*BRIEF*: Quote all lines below exactly. Images stay out.
_ _ _
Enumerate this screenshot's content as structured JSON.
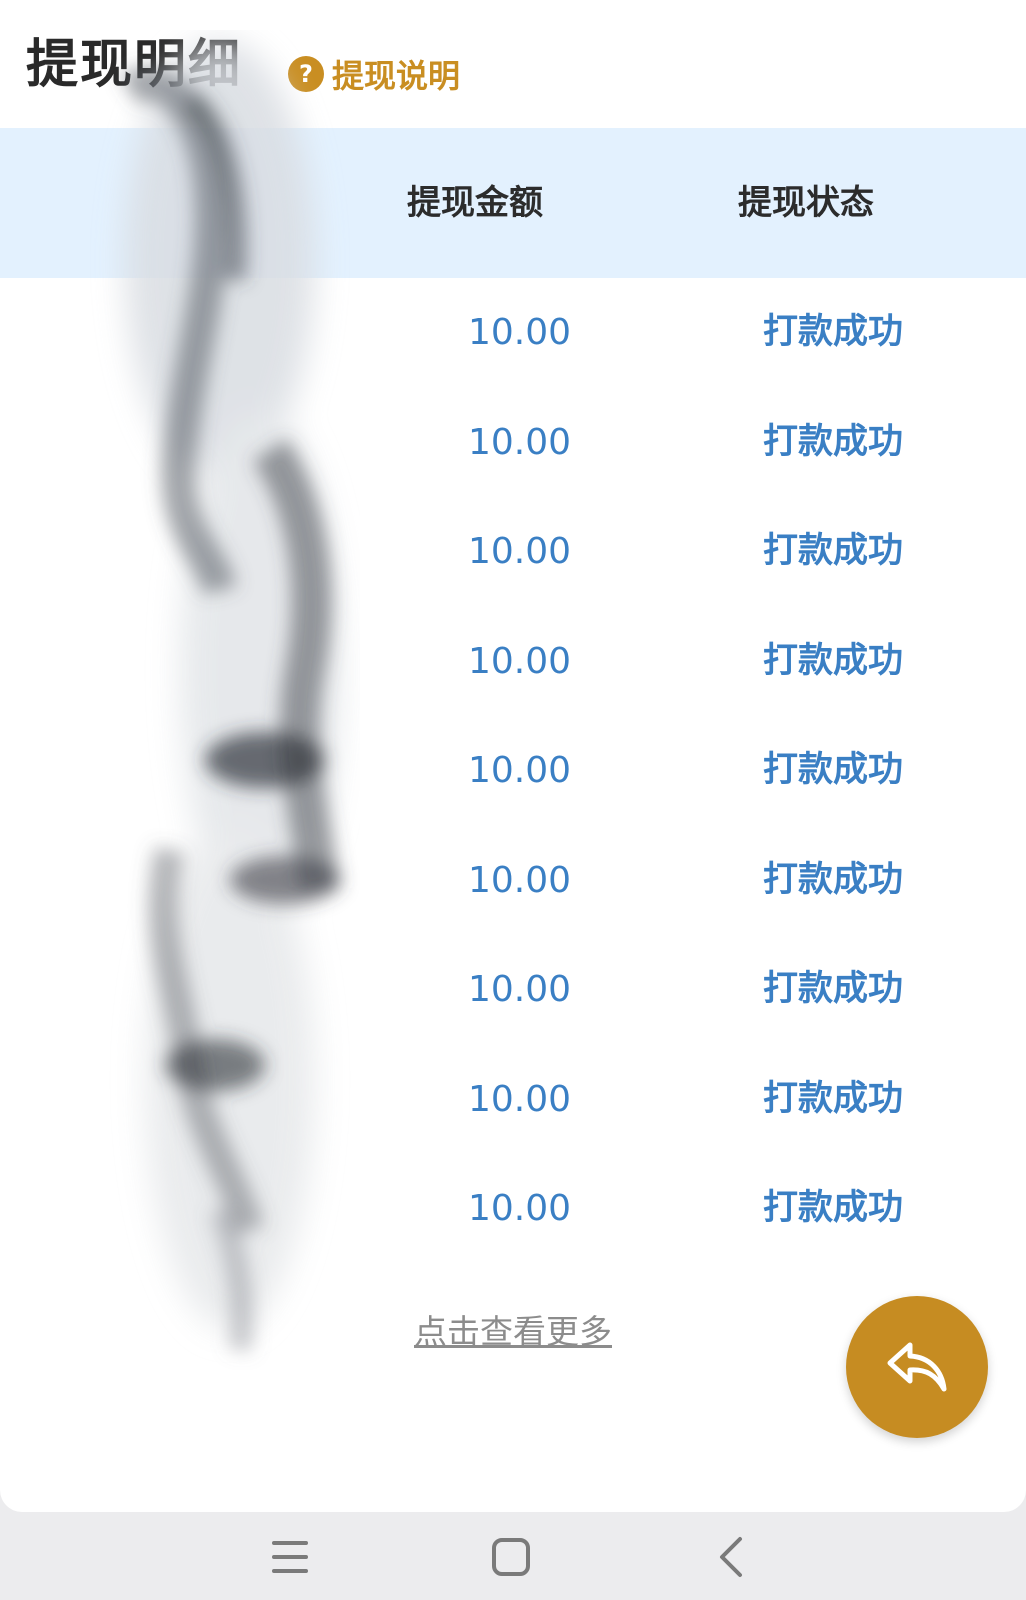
{
  "header": {
    "title": "提现明细",
    "help_label": "提现说明",
    "help_icon_glyph": "?"
  },
  "table": {
    "columns": [
      "提现金额",
      "提现状态"
    ],
    "rows": [
      {
        "amount": "10.00",
        "status": "打款成功"
      },
      {
        "amount": "10.00",
        "status": "打款成功"
      },
      {
        "amount": "10.00",
        "status": "打款成功"
      },
      {
        "amount": "10.00",
        "status": "打款成功"
      },
      {
        "amount": "10.00",
        "status": "打款成功"
      },
      {
        "amount": "10.00",
        "status": "打款成功"
      },
      {
        "amount": "10.00",
        "status": "打款成功"
      },
      {
        "amount": "10.00",
        "status": "打款成功"
      },
      {
        "amount": "10.00",
        "status": "打款成功"
      }
    ]
  },
  "load_more_label": "点击查看更多",
  "fab_icon": "reply-icon",
  "nav": {
    "menu_icon": "menu-icon",
    "home_icon": "home-icon",
    "back_icon": "back-icon"
  },
  "colors": {
    "accent": "#c98e22",
    "header_bg": "#e3f1fe",
    "value_blue": "#3a7fc4",
    "link_gray": "#8c8c8c"
  }
}
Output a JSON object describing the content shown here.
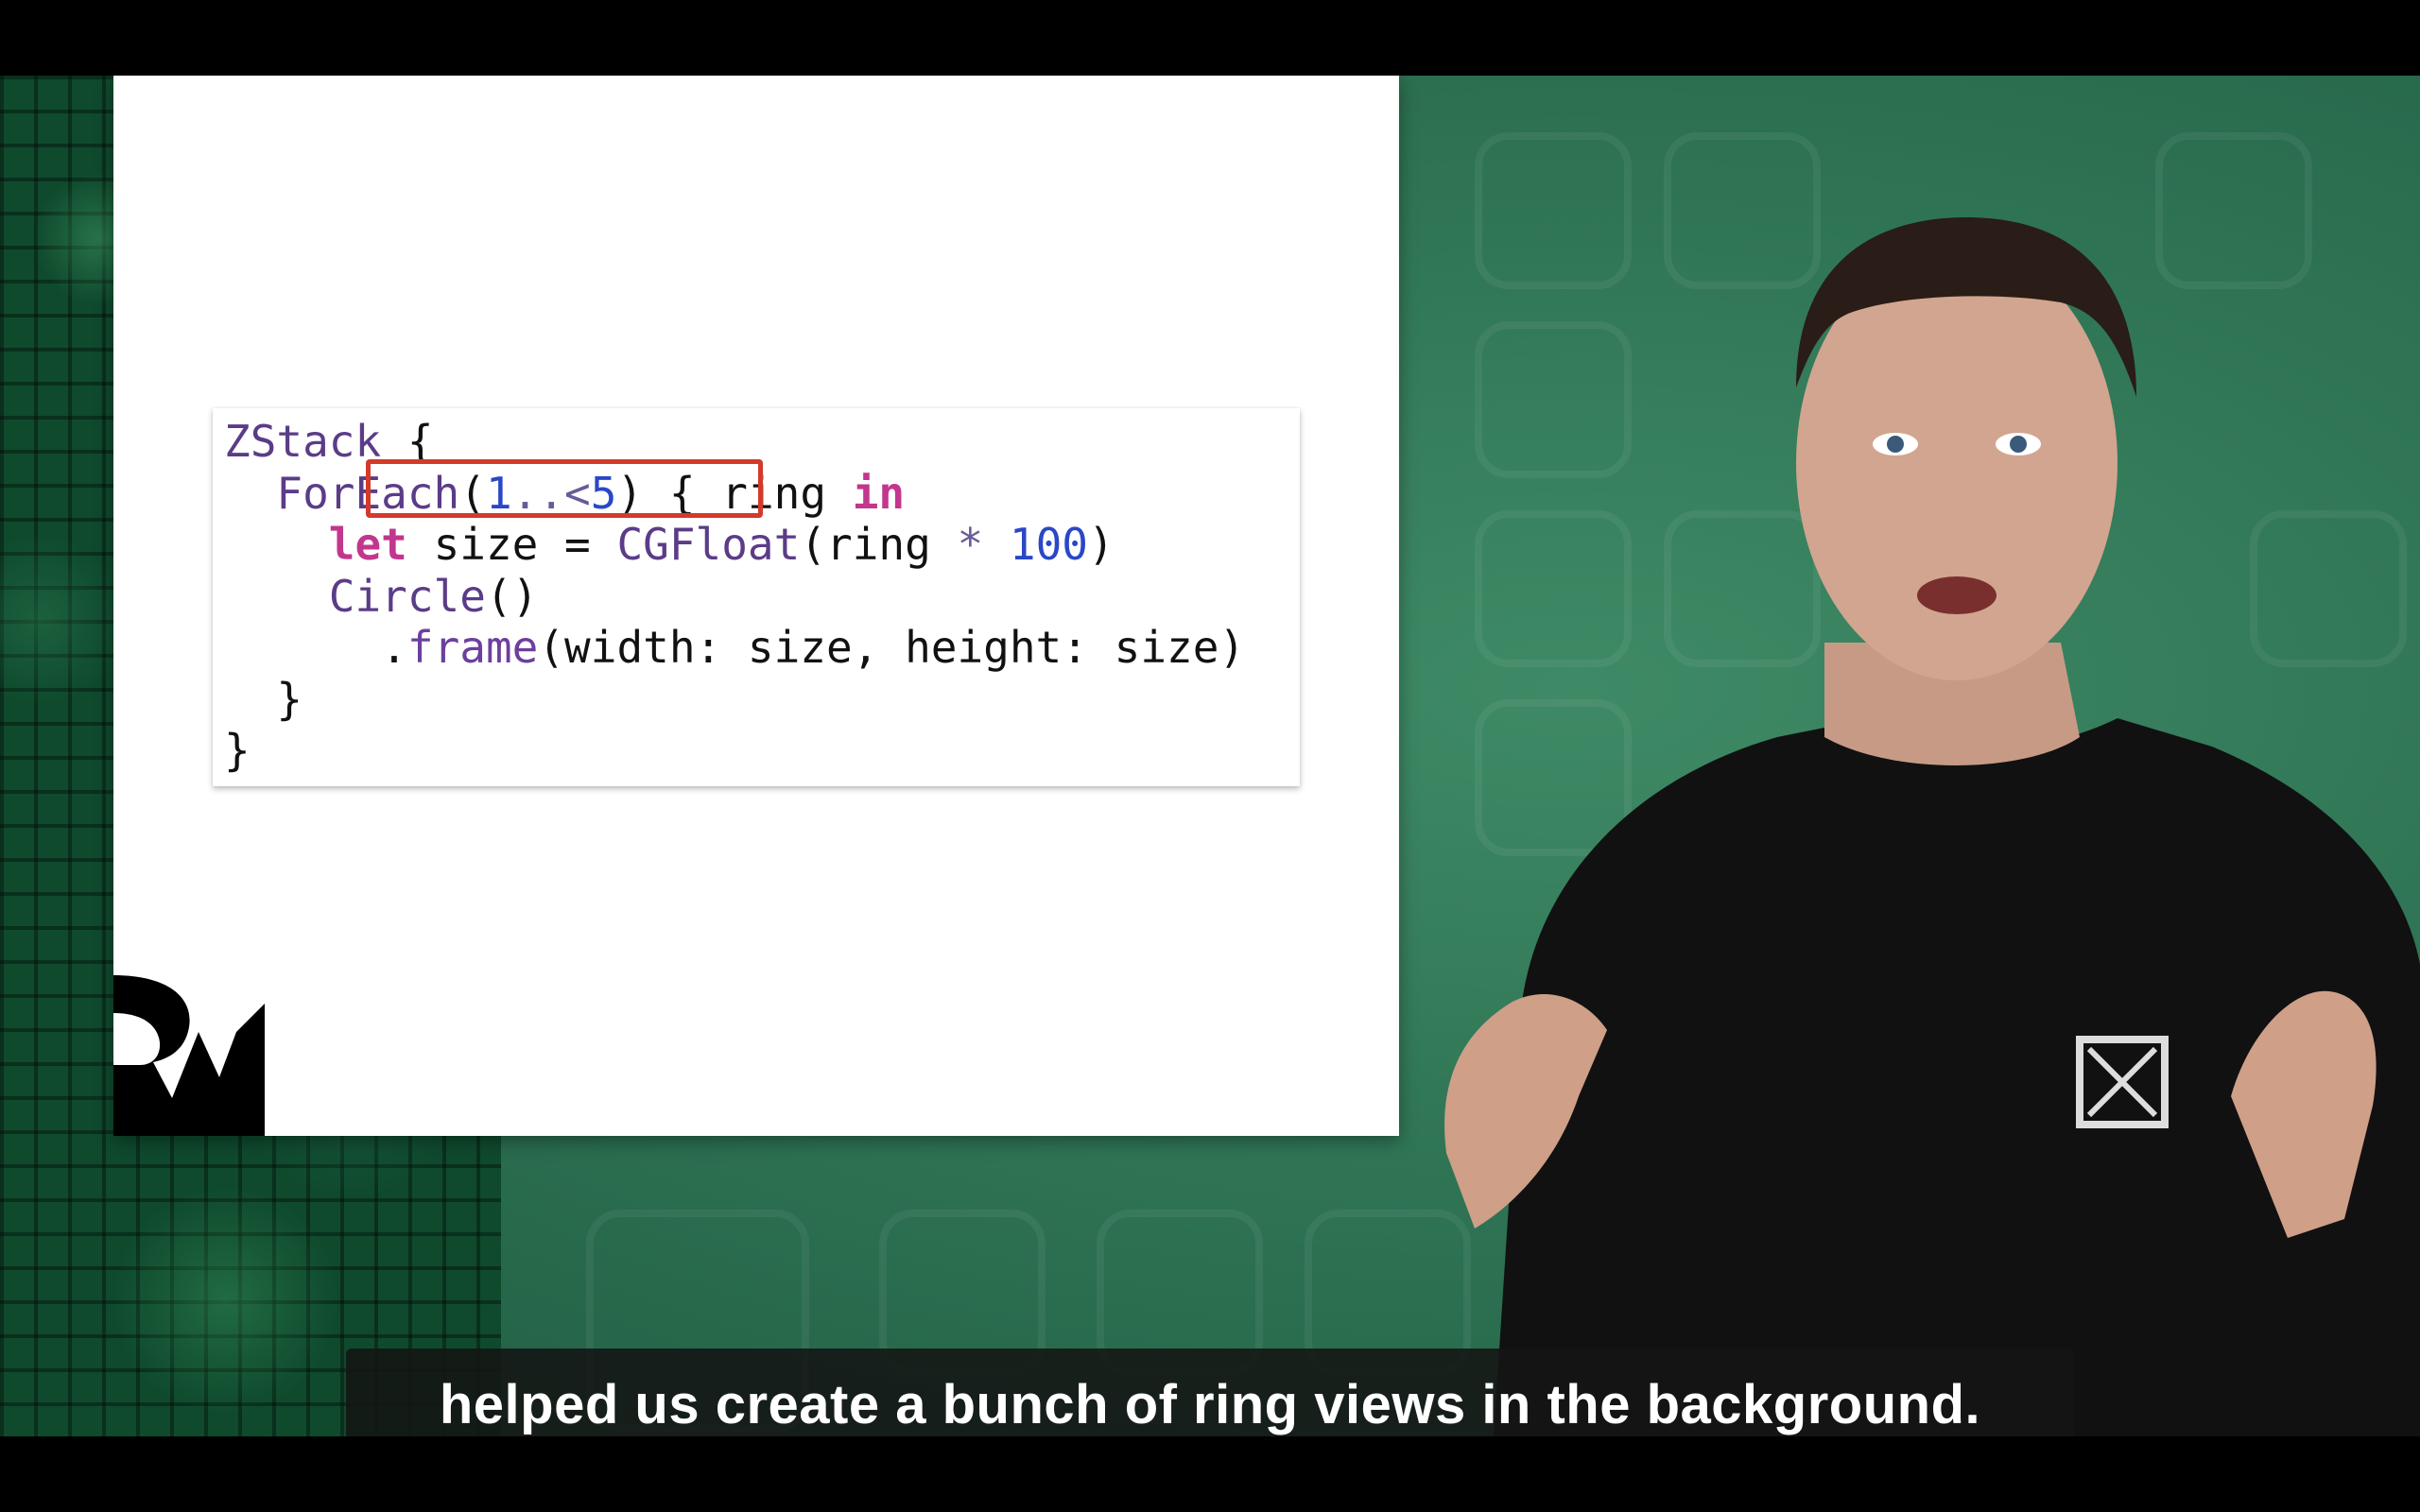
{
  "slide": {
    "code_lines": [
      [
        {
          "t": "ZStack",
          "c": "type"
        },
        {
          "t": " {",
          "c": "plain"
        }
      ],
      [
        {
          "t": "  ",
          "c": "plain"
        },
        {
          "t": "ForEach",
          "c": "type"
        },
        {
          "t": "(",
          "c": "plain"
        },
        {
          "t": "1",
          "c": "num"
        },
        {
          "t": "..<",
          "c": "op"
        },
        {
          "t": "5",
          "c": "num"
        },
        {
          "t": ") { ring ",
          "c": "plain"
        },
        {
          "t": "in",
          "c": "kw"
        }
      ],
      [
        {
          "t": "    ",
          "c": "plain"
        },
        {
          "t": "let",
          "c": "kw"
        },
        {
          "t": " size = ",
          "c": "plain"
        },
        {
          "t": "CGFloat",
          "c": "type"
        },
        {
          "t": "(ring ",
          "c": "plain"
        },
        {
          "t": "*",
          "c": "op"
        },
        {
          "t": " ",
          "c": "plain"
        },
        {
          "t": "100",
          "c": "num"
        },
        {
          "t": ")",
          "c": "plain"
        }
      ],
      [
        {
          "t": "    ",
          "c": "plain"
        },
        {
          "t": "Circle",
          "c": "type"
        },
        {
          "t": "()",
          "c": "plain"
        }
      ],
      [
        {
          "t": "      .",
          "c": "plain"
        },
        {
          "t": "frame",
          "c": "method"
        },
        {
          "t": "(width: size, height: size)",
          "c": "plain"
        }
      ],
      [
        {
          "t": "  }",
          "c": "plain"
        }
      ],
      [
        {
          "t": "}",
          "c": "plain"
        }
      ]
    ],
    "logo": "rw-logo"
  },
  "colors": {
    "highlight_box": "#d33a2a",
    "background_green": "#2f7555"
  },
  "subtitle": {
    "text": "helped us create a bunch of ring views in the background."
  }
}
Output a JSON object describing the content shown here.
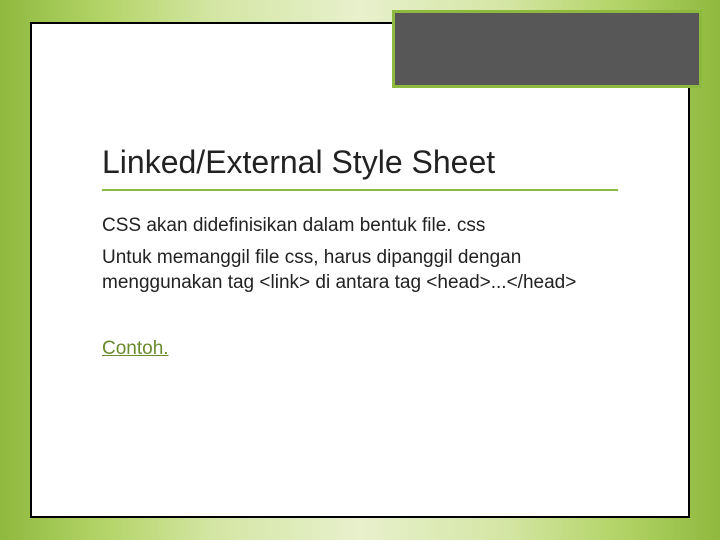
{
  "slide": {
    "title": "Linked/External Style Sheet",
    "paragraph1": "CSS akan didefinisikan dalam bentuk file. css",
    "paragraph2": "Untuk memanggil file css, harus dipanggil dengan menggunakan tag <link> di antara tag <head>...</head>",
    "link_label": "Contoh."
  }
}
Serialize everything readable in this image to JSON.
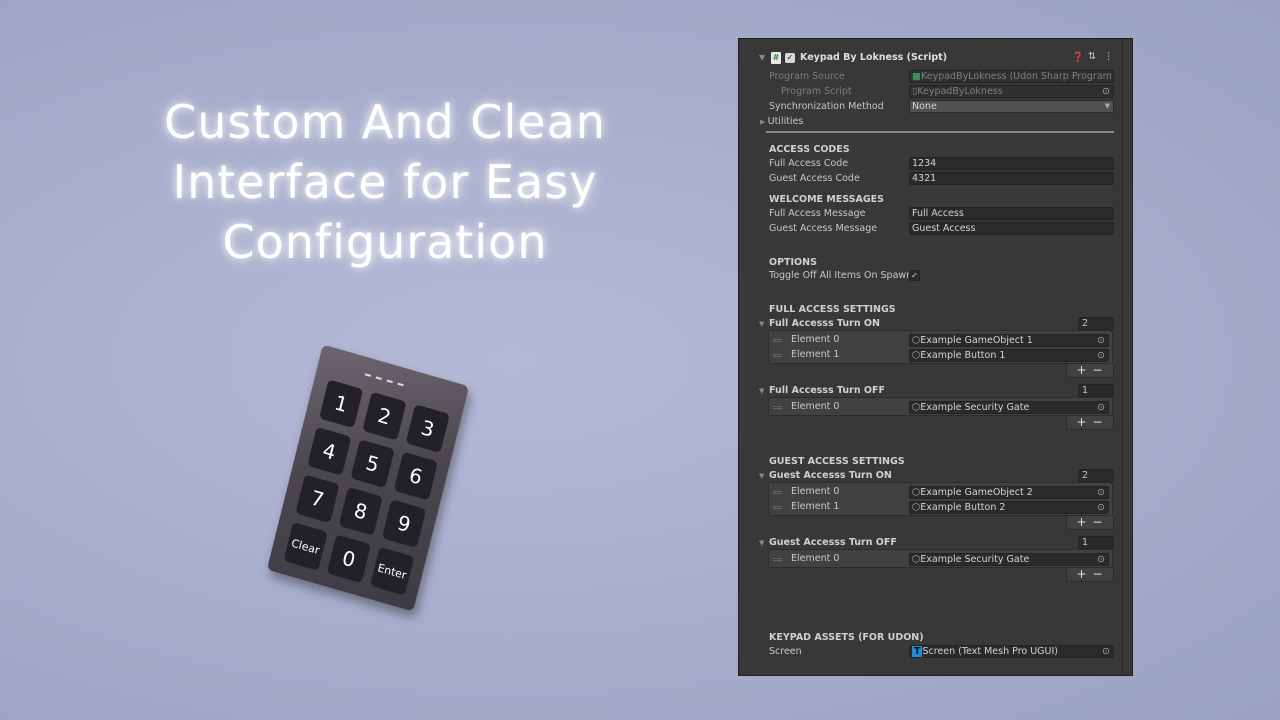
{
  "headline": {
    "line1": "Custom And Clean",
    "line2": "Interface for Easy",
    "line3": "Configuration"
  },
  "keypad": {
    "keys": [
      "1",
      "2",
      "3",
      "4",
      "5",
      "6",
      "7",
      "8",
      "9",
      "Clear",
      "0",
      "Enter"
    ]
  },
  "inspector": {
    "component_title": "Keypad By Lokness (Script)",
    "program_source_label": "Program Source",
    "program_source_value": "KeypadByLokness (Udon Sharp Program A",
    "program_script_label": "Program Script",
    "program_script_value": "KeypadByLokness",
    "sync_label": "Synchronization Method",
    "sync_value": "None",
    "utilities_label": "Utilities",
    "access_codes": {
      "header": "ACCESS CODES",
      "full_label": "Full Access Code",
      "full_value": "1234",
      "guest_label": "Guest Access Code",
      "guest_value": "4321"
    },
    "welcome": {
      "header": "WELCOME MESSAGES",
      "full_label": "Full Access Message",
      "full_value": "Full Access",
      "guest_label": "Guest Access Message",
      "guest_value": "Guest Access"
    },
    "options": {
      "header": "OPTIONS",
      "toggle_label": "Toggle Off All Items On Spawn",
      "toggle_checked": true
    },
    "full_settings": {
      "header": "FULL ACCESS SETTINGS",
      "on": {
        "label": "Full Accesss Turn ON",
        "count": "2",
        "elements": [
          {
            "name": "Element 0",
            "value": "Example GameObject 1"
          },
          {
            "name": "Element 1",
            "value": "Example Button 1"
          }
        ]
      },
      "off": {
        "label": "Full Accesss Turn OFF",
        "count": "1",
        "elements": [
          {
            "name": "Element 0",
            "value": "Example Security Gate"
          }
        ]
      }
    },
    "guest_settings": {
      "header": "GUEST ACCESS SETTINGS",
      "on": {
        "label": "Guest Accesss Turn ON",
        "count": "2",
        "elements": [
          {
            "name": "Element 0",
            "value": "Example GameObject 2"
          },
          {
            "name": "Element 1",
            "value": "Example Button 2"
          }
        ]
      },
      "off": {
        "label": "Guest Accesss Turn OFF",
        "count": "1",
        "elements": [
          {
            "name": "Element 0",
            "value": "Example Security Gate"
          }
        ]
      }
    },
    "assets": {
      "header": "KEYPAD ASSETS (FOR UDON)",
      "screen_label": "Screen",
      "screen_value": "Screen (Text Mesh Pro UGUI)"
    },
    "plus_minus": "+−"
  }
}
_ _ _
*RESULT FOR THIS TASK*:
Enumerate this screenshot's content as structured JSON.
{
  "header": {
    "title": "提现明细",
    "help_label": "提现说明",
    "help_icon_glyph": "?"
  },
  "table": {
    "columns": [
      "提现金额",
      "提现状态"
    ],
    "rows": [
      {
        "amount": "10.00",
        "status": "打款成功"
      },
      {
        "amount": "10.00",
        "status": "打款成功"
      },
      {
        "amount": "10.00",
        "status": "打款成功"
      },
      {
        "amount": "10.00",
        "status": "打款成功"
      },
      {
        "amount": "10.00",
        "status": "打款成功"
      },
      {
        "amount": "10.00",
        "status": "打款成功"
      },
      {
        "amount": "10.00",
        "status": "打款成功"
      },
      {
        "amount": "10.00",
        "status": "打款成功"
      },
      {
        "amount": "10.00",
        "status": "打款成功"
      }
    ]
  },
  "load_more_label": "点击查看更多",
  "fab_icon": "reply-icon",
  "nav": {
    "menu_icon": "menu-icon",
    "home_icon": "home-icon",
    "back_icon": "back-icon"
  },
  "colors": {
    "accent": "#c98e22",
    "header_bg": "#e3f1fe",
    "value_blue": "#3a7fc4",
    "link_gray": "#8c8c8c"
  }
}
Output a JSON object describing the content shown here.
{
  "slide": {
    "code_lines": [
      [
        {
          "t": "ZStack",
          "c": "type"
        },
        {
          "t": " {",
          "c": "plain"
        }
      ],
      [
        {
          "t": "  ",
          "c": "plain"
        },
        {
          "t": "ForEach",
          "c": "type"
        },
        {
          "t": "(",
          "c": "plain"
        },
        {
          "t": "1",
          "c": "num"
        },
        {
          "t": "..<",
          "c": "op"
        },
        {
          "t": "5",
          "c": "num"
        },
        {
          "t": ") { ring ",
          "c": "plain"
        },
        {
          "t": "in",
          "c": "kw"
        }
      ],
      [
        {
          "t": "    ",
          "c": "plain"
        },
        {
          "t": "let",
          "c": "kw"
        },
        {
          "t": " size = ",
          "c": "plain"
        },
        {
          "t": "CGFloat",
          "c": "type"
        },
        {
          "t": "(ring ",
          "c": "plain"
        },
        {
          "t": "*",
          "c": "op"
        },
        {
          "t": " ",
          "c": "plain"
        },
        {
          "t": "100",
          "c": "num"
        },
        {
          "t": ")",
          "c": "plain"
        }
      ],
      [
        {
          "t": "    ",
          "c": "plain"
        },
        {
          "t": "Circle",
          "c": "type"
        },
        {
          "t": "()",
          "c": "plain"
        }
      ],
      [
        {
          "t": "      .",
          "c": "plain"
        },
        {
          "t": "frame",
          "c": "method"
        },
        {
          "t": "(width: size, height: size)",
          "c": "plain"
        }
      ],
      [
        {
          "t": "  }",
          "c": "plain"
        }
      ],
      [
        {
          "t": "}",
          "c": "plain"
        }
      ]
    ],
    "logo": "rw-logo"
  },
  "colors": {
    "highlight_box": "#d33a2a",
    "background_green": "#2f7555"
  },
  "subtitle": {
    "text": "helped us create a bunch of ring views in the background."
  }
}
Output a JSON object describing the content shown here.
{
  "slide": {
    "title": "Linked/External Style Sheet",
    "paragraph1": "CSS akan didefinisikan dalam bentuk file. css",
    "paragraph2": "Untuk memanggil file css, harus dipanggil dengan menggunakan tag <link> di antara tag <head>...</head>",
    "link_label": "Contoh."
  }
}
Serialize everything readable in this image to JSON.
{
  "headline": {
    "line1": "Custom And Clean",
    "line2": "Interface for Easy",
    "line3": "Configuration"
  },
  "keypad": {
    "keys": [
      "1",
      "2",
      "3",
      "4",
      "5",
      "6",
      "7",
      "8",
      "9",
      "Clear",
      "0",
      "Enter"
    ]
  },
  "inspector": {
    "component_title": "Keypad By Lokness (Script)",
    "program_source_label": "Program Source",
    "program_source_value": "KeypadByLokness (Udon Sharp Program A",
    "program_script_label": "Program Script",
    "program_script_value": "KeypadByLokness",
    "sync_label": "Synchronization Method",
    "sync_value": "None",
    "utilities_label": "Utilities",
    "access_codes": {
      "header": "ACCESS CODES",
      "full_label": "Full Access Code",
      "full_value": "1234",
      "guest_label": "Guest Access Code",
      "guest_value": "4321"
    },
    "welcome": {
      "header": "WELCOME MESSAGES",
      "full_label": "Full Access Message",
      "full_value": "Full Access",
      "guest_label": "Guest Access Message",
      "guest_value": "Guest Access"
    },
    "options": {
      "header": "OPTIONS",
      "toggle_label": "Toggle Off All Items On Spawn",
      "toggle_checked": true
    },
    "full_settings": {
      "header": "FULL ACCESS SETTINGS",
      "on": {
        "label": "Full Accesss Turn ON",
        "count": "2",
        "elements": [
          {
            "name": "Element 0",
            "value": "Example GameObject 1"
          },
          {
            "name": "Element 1",
            "value": "Example Button 1"
          }
        ]
      },
      "off": {
        "label": "Full Accesss Turn OFF",
        "count": "1",
        "elements": [
          {
            "name": "Element 0",
            "value": "Example Security Gate"
          }
        ]
      }
    },
    "guest_settings": {
      "header": "GUEST ACCESS SETTINGS",
      "on": {
        "label": "Guest Accesss Turn ON",
        "count": "2",
        "elements": [
          {
            "name": "Element 0",
            "value": "Example GameObject 2"
          },
          {
            "name": "Element 1",
            "value": "Example Button 2"
          }
        ]
      },
      "off": {
        "label": "Guest Accesss Turn OFF",
        "count": "1",
        "elements": [
          {
            "name": "Element 0",
            "value": "Example Security Gate"
          }
        ]
      }
    },
    "assets": {
      "header": "KEYPAD ASSETS (FOR UDON)",
      "screen_label": "Screen",
      "screen_value": "Screen (Text Mesh Pro UGUI)"
    },
    "plus_minus": "+−"
  }
}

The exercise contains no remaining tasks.